§ **THE REQUEST**
Collect every line below that contains the word "Бюджетные".

---------- DATA SUPPLIED ----------

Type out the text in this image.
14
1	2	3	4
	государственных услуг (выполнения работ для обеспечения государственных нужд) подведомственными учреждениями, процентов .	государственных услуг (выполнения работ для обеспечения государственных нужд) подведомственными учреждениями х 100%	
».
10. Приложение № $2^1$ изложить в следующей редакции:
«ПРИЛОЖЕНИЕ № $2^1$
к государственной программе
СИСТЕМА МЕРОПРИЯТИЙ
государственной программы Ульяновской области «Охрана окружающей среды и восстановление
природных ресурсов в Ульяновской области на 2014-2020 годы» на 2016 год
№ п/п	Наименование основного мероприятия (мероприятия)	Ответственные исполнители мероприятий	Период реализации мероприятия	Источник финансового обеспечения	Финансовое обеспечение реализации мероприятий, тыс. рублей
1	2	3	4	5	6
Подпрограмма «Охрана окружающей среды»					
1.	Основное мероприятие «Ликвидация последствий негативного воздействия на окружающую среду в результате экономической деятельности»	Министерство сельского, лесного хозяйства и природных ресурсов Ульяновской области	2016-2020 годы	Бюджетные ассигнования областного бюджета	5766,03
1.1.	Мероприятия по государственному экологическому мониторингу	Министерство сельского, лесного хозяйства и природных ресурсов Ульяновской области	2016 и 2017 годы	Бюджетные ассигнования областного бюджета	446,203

----------
---------- DATA SUPPLIED ----------

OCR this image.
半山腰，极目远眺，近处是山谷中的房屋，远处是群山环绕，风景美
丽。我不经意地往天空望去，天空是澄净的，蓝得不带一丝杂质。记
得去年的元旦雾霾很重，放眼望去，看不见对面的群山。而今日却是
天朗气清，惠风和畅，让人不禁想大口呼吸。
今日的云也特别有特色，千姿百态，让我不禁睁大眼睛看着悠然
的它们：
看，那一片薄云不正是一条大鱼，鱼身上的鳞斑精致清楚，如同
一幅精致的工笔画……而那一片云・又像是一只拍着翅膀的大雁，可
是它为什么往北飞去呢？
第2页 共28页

----------

§ **FINISHED ANSWER**
1.	Основное мероприятие «Ликвидация последствий негативного воздействия на окружающую среду в результате экономической деятельности»	Министерство сельского, лесного хозяйства и природных ресурсов Ульяновской области	2016-2020 годы	Бюджетные ассигнования областного бюджета	5766,03
1.1.	Мероприятия по государственному экологическому мониторингу	Министерство сельского, лесного хозяйства и природных ресурсов Ульяновской области	2016 и 2017 годы	Бюджетные ассигнования областного бюджета	446,203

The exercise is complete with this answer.